Problem to solve -
Consider the data that follows and state how many lines contain the string "text", using the number alone.

════

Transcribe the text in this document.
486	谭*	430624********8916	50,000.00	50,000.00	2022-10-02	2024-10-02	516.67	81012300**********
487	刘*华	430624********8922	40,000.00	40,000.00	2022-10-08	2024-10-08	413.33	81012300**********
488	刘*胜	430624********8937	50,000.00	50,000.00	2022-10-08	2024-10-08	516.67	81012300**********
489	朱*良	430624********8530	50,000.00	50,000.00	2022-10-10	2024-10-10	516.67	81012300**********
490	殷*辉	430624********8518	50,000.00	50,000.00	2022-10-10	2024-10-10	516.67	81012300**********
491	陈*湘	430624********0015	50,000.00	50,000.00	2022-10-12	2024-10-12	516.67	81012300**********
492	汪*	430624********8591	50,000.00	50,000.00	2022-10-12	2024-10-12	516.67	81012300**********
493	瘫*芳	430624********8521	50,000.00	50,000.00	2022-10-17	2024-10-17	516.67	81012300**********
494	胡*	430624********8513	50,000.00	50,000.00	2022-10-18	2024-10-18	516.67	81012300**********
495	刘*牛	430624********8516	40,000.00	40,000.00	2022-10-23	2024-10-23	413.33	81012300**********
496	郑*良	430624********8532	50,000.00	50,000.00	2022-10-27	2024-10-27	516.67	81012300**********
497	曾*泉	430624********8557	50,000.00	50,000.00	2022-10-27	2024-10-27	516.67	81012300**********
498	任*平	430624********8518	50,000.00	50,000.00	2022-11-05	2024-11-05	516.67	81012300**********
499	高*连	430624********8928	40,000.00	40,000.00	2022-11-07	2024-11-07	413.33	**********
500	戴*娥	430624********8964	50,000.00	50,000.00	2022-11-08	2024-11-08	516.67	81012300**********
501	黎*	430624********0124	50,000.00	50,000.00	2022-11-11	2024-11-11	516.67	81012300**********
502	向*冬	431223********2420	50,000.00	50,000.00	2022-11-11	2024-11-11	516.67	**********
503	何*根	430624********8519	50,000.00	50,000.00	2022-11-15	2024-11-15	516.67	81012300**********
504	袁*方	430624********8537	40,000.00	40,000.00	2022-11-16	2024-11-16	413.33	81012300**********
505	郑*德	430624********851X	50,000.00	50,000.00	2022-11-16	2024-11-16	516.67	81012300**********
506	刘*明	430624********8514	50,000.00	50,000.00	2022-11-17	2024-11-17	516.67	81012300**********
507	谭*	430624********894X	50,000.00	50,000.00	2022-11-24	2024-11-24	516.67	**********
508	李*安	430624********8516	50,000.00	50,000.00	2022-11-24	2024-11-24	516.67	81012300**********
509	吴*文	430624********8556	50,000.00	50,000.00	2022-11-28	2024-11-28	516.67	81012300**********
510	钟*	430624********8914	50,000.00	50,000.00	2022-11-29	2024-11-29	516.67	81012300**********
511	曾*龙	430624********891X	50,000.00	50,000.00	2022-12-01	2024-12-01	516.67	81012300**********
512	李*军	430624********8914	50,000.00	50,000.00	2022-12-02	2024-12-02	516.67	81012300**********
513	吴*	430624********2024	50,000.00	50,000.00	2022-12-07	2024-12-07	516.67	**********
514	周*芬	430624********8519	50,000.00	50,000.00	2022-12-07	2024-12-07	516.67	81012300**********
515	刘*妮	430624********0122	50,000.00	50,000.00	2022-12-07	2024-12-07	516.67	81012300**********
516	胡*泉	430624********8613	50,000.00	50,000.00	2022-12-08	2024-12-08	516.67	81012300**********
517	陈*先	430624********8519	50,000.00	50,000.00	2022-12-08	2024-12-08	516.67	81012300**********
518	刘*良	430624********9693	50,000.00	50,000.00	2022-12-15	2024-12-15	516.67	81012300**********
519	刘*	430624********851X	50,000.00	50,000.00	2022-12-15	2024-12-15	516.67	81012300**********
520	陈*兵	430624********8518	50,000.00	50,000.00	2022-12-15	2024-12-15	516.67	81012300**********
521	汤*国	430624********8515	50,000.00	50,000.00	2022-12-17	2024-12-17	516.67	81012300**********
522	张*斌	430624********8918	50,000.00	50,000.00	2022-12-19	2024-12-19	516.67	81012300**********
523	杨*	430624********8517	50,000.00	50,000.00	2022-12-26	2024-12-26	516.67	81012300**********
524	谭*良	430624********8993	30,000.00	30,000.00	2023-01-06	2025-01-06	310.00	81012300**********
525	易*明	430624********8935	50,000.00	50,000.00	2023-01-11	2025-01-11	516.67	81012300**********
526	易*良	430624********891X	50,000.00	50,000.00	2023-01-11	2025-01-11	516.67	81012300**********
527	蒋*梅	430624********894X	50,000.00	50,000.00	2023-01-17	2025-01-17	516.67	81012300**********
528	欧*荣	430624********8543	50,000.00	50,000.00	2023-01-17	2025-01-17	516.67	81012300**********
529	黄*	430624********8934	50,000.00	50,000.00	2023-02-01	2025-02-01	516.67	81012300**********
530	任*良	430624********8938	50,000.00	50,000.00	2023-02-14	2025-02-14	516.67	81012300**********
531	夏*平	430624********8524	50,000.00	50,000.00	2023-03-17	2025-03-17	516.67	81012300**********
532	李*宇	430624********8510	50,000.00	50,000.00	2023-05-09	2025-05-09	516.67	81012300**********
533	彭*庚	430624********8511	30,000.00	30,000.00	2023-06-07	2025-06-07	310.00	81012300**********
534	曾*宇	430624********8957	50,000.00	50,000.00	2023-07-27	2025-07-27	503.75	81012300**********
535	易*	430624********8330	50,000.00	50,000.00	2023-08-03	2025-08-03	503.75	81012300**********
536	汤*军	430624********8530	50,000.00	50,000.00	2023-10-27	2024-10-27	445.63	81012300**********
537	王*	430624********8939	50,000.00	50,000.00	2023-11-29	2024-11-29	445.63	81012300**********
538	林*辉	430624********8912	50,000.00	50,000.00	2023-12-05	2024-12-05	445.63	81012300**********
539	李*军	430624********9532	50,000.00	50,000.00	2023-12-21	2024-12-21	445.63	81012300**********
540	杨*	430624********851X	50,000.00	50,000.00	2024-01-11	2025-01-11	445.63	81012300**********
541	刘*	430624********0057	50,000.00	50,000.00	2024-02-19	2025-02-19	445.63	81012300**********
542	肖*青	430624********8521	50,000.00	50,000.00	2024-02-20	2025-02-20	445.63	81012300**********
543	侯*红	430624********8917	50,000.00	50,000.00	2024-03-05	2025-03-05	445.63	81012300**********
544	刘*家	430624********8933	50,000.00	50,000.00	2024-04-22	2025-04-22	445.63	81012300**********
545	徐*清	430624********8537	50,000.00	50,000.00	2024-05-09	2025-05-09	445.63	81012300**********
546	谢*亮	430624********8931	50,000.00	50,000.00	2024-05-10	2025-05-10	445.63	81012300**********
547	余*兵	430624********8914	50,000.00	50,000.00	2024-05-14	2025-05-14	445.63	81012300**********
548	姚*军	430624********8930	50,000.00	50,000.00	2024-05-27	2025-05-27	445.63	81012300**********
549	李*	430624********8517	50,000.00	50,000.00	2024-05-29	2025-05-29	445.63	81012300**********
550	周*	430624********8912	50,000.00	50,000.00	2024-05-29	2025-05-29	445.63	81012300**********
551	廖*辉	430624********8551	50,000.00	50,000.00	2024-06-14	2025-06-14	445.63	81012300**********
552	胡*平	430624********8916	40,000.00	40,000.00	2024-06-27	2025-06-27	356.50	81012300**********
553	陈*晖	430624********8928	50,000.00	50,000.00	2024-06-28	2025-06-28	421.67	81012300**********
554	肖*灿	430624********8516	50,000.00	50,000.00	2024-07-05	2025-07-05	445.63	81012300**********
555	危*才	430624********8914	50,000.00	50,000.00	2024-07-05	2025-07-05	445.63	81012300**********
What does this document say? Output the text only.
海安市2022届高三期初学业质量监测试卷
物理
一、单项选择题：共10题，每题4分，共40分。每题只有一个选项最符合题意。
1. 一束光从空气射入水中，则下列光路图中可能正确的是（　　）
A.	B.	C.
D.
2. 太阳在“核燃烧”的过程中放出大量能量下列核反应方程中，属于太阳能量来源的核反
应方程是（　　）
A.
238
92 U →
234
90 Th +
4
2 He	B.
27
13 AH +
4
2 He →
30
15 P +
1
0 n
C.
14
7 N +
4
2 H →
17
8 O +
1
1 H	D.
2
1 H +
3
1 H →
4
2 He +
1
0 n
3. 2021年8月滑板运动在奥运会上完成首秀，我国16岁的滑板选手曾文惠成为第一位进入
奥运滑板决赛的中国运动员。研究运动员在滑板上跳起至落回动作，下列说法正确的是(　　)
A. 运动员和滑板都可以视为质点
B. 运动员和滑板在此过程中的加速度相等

════

Reply -
2